Records excerpted from a collection
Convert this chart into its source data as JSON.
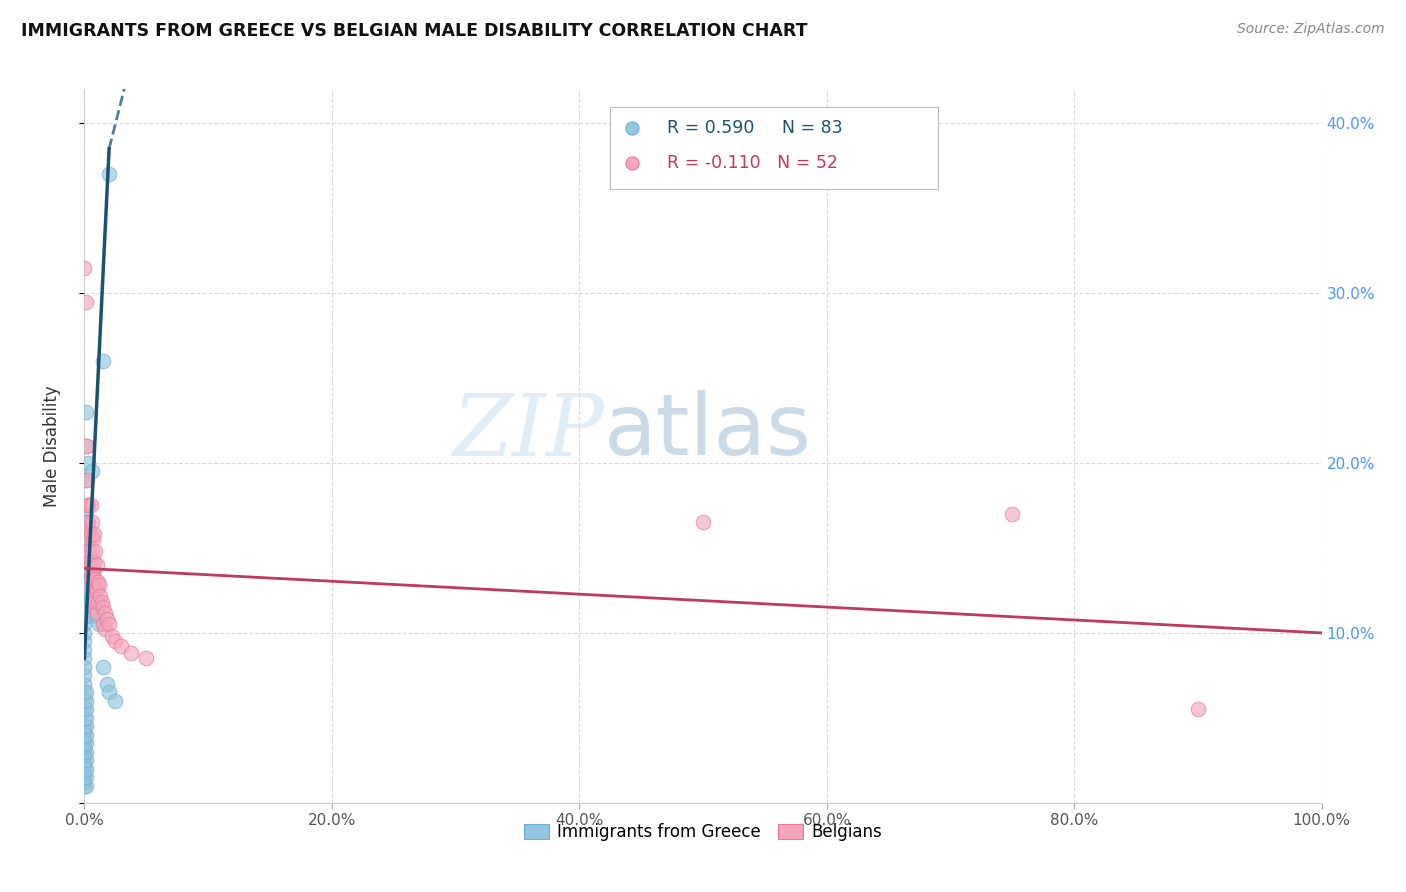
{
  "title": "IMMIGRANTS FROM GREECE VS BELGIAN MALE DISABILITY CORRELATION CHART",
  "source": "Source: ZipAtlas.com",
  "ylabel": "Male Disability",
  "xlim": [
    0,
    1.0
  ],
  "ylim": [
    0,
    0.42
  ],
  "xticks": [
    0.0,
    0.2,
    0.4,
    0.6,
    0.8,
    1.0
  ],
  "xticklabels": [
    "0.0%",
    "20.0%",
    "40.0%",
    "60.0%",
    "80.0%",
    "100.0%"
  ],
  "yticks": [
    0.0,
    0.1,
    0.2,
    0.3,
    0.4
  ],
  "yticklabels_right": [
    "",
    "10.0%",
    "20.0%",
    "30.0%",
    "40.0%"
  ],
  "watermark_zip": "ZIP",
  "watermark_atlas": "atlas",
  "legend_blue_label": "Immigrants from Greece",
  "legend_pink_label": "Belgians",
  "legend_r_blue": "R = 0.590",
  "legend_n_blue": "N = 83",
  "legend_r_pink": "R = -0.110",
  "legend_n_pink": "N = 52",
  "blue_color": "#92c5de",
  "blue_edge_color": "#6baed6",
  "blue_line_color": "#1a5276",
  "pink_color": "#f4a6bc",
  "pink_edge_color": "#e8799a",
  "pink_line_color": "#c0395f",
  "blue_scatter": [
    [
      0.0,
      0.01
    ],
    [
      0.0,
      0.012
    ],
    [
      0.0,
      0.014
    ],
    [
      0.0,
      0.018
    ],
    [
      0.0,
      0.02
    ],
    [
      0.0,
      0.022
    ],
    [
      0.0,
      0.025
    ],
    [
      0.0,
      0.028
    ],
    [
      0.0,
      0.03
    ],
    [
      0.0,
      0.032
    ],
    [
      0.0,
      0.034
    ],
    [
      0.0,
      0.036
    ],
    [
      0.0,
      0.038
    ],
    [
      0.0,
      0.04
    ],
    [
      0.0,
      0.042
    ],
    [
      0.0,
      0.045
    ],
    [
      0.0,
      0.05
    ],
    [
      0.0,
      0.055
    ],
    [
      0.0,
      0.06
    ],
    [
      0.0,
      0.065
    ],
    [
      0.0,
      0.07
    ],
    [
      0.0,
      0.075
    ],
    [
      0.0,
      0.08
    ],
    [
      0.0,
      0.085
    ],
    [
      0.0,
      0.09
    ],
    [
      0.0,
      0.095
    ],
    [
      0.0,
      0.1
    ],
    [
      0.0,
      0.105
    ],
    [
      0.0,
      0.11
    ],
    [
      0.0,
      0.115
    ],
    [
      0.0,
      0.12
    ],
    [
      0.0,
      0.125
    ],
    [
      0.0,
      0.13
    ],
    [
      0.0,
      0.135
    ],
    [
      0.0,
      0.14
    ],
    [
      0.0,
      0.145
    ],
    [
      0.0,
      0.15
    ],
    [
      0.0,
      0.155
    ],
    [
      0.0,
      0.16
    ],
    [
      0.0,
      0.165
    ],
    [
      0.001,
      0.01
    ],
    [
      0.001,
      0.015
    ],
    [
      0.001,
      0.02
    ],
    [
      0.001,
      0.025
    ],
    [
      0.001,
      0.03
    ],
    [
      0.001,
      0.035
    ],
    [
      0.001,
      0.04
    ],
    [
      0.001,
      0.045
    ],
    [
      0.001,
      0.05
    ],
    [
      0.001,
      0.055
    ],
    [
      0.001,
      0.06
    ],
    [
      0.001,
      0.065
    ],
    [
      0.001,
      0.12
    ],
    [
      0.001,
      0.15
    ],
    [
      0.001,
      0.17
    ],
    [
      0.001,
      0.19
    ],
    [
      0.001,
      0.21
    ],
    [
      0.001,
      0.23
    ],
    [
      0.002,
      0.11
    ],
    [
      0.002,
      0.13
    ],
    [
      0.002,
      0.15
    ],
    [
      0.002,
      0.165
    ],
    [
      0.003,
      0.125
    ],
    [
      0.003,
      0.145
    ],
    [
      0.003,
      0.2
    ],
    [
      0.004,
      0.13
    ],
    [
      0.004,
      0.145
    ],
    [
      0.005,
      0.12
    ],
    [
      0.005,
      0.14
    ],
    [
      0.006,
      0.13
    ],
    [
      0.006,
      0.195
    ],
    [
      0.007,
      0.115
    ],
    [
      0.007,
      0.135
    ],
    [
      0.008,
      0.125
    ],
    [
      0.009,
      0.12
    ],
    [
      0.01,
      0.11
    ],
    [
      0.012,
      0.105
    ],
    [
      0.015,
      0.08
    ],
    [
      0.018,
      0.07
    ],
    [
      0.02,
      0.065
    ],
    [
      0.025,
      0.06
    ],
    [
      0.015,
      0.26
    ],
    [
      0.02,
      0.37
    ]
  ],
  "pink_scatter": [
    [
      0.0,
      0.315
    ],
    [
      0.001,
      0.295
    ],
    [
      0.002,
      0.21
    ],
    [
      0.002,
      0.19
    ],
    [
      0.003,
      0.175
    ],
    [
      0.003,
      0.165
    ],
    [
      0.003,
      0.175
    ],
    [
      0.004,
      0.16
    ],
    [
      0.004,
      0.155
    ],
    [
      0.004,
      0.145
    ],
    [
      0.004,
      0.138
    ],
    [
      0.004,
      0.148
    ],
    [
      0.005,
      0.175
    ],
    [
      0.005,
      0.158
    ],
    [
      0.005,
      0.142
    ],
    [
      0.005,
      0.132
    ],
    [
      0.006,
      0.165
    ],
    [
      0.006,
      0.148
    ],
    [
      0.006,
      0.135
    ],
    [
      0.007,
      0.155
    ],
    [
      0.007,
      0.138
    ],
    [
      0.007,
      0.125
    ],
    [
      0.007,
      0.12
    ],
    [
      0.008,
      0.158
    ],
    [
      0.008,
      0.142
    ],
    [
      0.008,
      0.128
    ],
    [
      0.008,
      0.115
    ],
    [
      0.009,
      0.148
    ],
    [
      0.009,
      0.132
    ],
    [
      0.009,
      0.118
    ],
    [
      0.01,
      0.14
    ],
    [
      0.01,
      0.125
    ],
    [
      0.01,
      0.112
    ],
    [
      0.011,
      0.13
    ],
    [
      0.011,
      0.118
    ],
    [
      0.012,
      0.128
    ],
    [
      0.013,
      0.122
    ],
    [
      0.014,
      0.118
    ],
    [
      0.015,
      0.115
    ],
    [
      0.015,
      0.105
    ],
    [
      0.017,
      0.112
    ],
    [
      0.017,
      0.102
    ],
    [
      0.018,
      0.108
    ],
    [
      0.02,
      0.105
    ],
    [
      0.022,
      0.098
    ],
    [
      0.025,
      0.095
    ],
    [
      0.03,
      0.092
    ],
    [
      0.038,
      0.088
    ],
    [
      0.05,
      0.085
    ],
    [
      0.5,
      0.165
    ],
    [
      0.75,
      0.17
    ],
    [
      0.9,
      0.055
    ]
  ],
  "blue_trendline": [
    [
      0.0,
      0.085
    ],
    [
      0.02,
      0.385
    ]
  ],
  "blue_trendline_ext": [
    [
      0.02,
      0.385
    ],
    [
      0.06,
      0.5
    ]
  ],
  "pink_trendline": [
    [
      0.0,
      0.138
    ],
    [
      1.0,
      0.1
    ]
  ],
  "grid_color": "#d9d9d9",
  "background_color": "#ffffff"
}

Work instructions:
Retype everything in the material word for word, minus pictures.

Correct response:
Convert this chart into its source data as JSON.
{
  "title": "IMMIGRANTS FROM GREECE VS BELGIAN MALE DISABILITY CORRELATION CHART",
  "source": "Source: ZipAtlas.com",
  "ylabel": "Male Disability",
  "xlim": [
    0,
    1.0
  ],
  "ylim": [
    0,
    0.42
  ],
  "xticks": [
    0.0,
    0.2,
    0.4,
    0.6,
    0.8,
    1.0
  ],
  "xticklabels": [
    "0.0%",
    "20.0%",
    "40.0%",
    "60.0%",
    "80.0%",
    "100.0%"
  ],
  "yticks": [
    0.0,
    0.1,
    0.2,
    0.3,
    0.4
  ],
  "yticklabels_right": [
    "",
    "10.0%",
    "20.0%",
    "30.0%",
    "40.0%"
  ],
  "watermark_zip": "ZIP",
  "watermark_atlas": "atlas",
  "legend_blue_label": "Immigrants from Greece",
  "legend_pink_label": "Belgians",
  "legend_r_blue": "R = 0.590",
  "legend_n_blue": "N = 83",
  "legend_r_pink": "R = -0.110",
  "legend_n_pink": "N = 52",
  "blue_color": "#92c5de",
  "blue_edge_color": "#6baed6",
  "blue_line_color": "#1a5276",
  "pink_color": "#f4a6bc",
  "pink_edge_color": "#e8799a",
  "pink_line_color": "#c0395f",
  "blue_scatter": [
    [
      0.0,
      0.01
    ],
    [
      0.0,
      0.012
    ],
    [
      0.0,
      0.014
    ],
    [
      0.0,
      0.018
    ],
    [
      0.0,
      0.02
    ],
    [
      0.0,
      0.022
    ],
    [
      0.0,
      0.025
    ],
    [
      0.0,
      0.028
    ],
    [
      0.0,
      0.03
    ],
    [
      0.0,
      0.032
    ],
    [
      0.0,
      0.034
    ],
    [
      0.0,
      0.036
    ],
    [
      0.0,
      0.038
    ],
    [
      0.0,
      0.04
    ],
    [
      0.0,
      0.042
    ],
    [
      0.0,
      0.045
    ],
    [
      0.0,
      0.05
    ],
    [
      0.0,
      0.055
    ],
    [
      0.0,
      0.06
    ],
    [
      0.0,
      0.065
    ],
    [
      0.0,
      0.07
    ],
    [
      0.0,
      0.075
    ],
    [
      0.0,
      0.08
    ],
    [
      0.0,
      0.085
    ],
    [
      0.0,
      0.09
    ],
    [
      0.0,
      0.095
    ],
    [
      0.0,
      0.1
    ],
    [
      0.0,
      0.105
    ],
    [
      0.0,
      0.11
    ],
    [
      0.0,
      0.115
    ],
    [
      0.0,
      0.12
    ],
    [
      0.0,
      0.125
    ],
    [
      0.0,
      0.13
    ],
    [
      0.0,
      0.135
    ],
    [
      0.0,
      0.14
    ],
    [
      0.0,
      0.145
    ],
    [
      0.0,
      0.15
    ],
    [
      0.0,
      0.155
    ],
    [
      0.0,
      0.16
    ],
    [
      0.0,
      0.165
    ],
    [
      0.001,
      0.01
    ],
    [
      0.001,
      0.015
    ],
    [
      0.001,
      0.02
    ],
    [
      0.001,
      0.025
    ],
    [
      0.001,
      0.03
    ],
    [
      0.001,
      0.035
    ],
    [
      0.001,
      0.04
    ],
    [
      0.001,
      0.045
    ],
    [
      0.001,
      0.05
    ],
    [
      0.001,
      0.055
    ],
    [
      0.001,
      0.06
    ],
    [
      0.001,
      0.065
    ],
    [
      0.001,
      0.12
    ],
    [
      0.001,
      0.15
    ],
    [
      0.001,
      0.17
    ],
    [
      0.001,
      0.19
    ],
    [
      0.001,
      0.21
    ],
    [
      0.001,
      0.23
    ],
    [
      0.002,
      0.11
    ],
    [
      0.002,
      0.13
    ],
    [
      0.002,
      0.15
    ],
    [
      0.002,
      0.165
    ],
    [
      0.003,
      0.125
    ],
    [
      0.003,
      0.145
    ],
    [
      0.003,
      0.2
    ],
    [
      0.004,
      0.13
    ],
    [
      0.004,
      0.145
    ],
    [
      0.005,
      0.12
    ],
    [
      0.005,
      0.14
    ],
    [
      0.006,
      0.13
    ],
    [
      0.006,
      0.195
    ],
    [
      0.007,
      0.115
    ],
    [
      0.007,
      0.135
    ],
    [
      0.008,
      0.125
    ],
    [
      0.009,
      0.12
    ],
    [
      0.01,
      0.11
    ],
    [
      0.012,
      0.105
    ],
    [
      0.015,
      0.08
    ],
    [
      0.018,
      0.07
    ],
    [
      0.02,
      0.065
    ],
    [
      0.025,
      0.06
    ],
    [
      0.015,
      0.26
    ],
    [
      0.02,
      0.37
    ]
  ],
  "pink_scatter": [
    [
      0.0,
      0.315
    ],
    [
      0.001,
      0.295
    ],
    [
      0.002,
      0.21
    ],
    [
      0.002,
      0.19
    ],
    [
      0.003,
      0.175
    ],
    [
      0.003,
      0.165
    ],
    [
      0.003,
      0.175
    ],
    [
      0.004,
      0.16
    ],
    [
      0.004,
      0.155
    ],
    [
      0.004,
      0.145
    ],
    [
      0.004,
      0.138
    ],
    [
      0.004,
      0.148
    ],
    [
      0.005,
      0.175
    ],
    [
      0.005,
      0.158
    ],
    [
      0.005,
      0.142
    ],
    [
      0.005,
      0.132
    ],
    [
      0.006,
      0.165
    ],
    [
      0.006,
      0.148
    ],
    [
      0.006,
      0.135
    ],
    [
      0.007,
      0.155
    ],
    [
      0.007,
      0.138
    ],
    [
      0.007,
      0.125
    ],
    [
      0.007,
      0.12
    ],
    [
      0.008,
      0.158
    ],
    [
      0.008,
      0.142
    ],
    [
      0.008,
      0.128
    ],
    [
      0.008,
      0.115
    ],
    [
      0.009,
      0.148
    ],
    [
      0.009,
      0.132
    ],
    [
      0.009,
      0.118
    ],
    [
      0.01,
      0.14
    ],
    [
      0.01,
      0.125
    ],
    [
      0.01,
      0.112
    ],
    [
      0.011,
      0.13
    ],
    [
      0.011,
      0.118
    ],
    [
      0.012,
      0.128
    ],
    [
      0.013,
      0.122
    ],
    [
      0.014,
      0.118
    ],
    [
      0.015,
      0.115
    ],
    [
      0.015,
      0.105
    ],
    [
      0.017,
      0.112
    ],
    [
      0.017,
      0.102
    ],
    [
      0.018,
      0.108
    ],
    [
      0.02,
      0.105
    ],
    [
      0.022,
      0.098
    ],
    [
      0.025,
      0.095
    ],
    [
      0.03,
      0.092
    ],
    [
      0.038,
      0.088
    ],
    [
      0.05,
      0.085
    ],
    [
      0.5,
      0.165
    ],
    [
      0.75,
      0.17
    ],
    [
      0.9,
      0.055
    ]
  ],
  "blue_trendline": [
    [
      0.0,
      0.085
    ],
    [
      0.02,
      0.385
    ]
  ],
  "blue_trendline_ext": [
    [
      0.02,
      0.385
    ],
    [
      0.06,
      0.5
    ]
  ],
  "pink_trendline": [
    [
      0.0,
      0.138
    ],
    [
      1.0,
      0.1
    ]
  ],
  "grid_color": "#d9d9d9",
  "background_color": "#ffffff"
}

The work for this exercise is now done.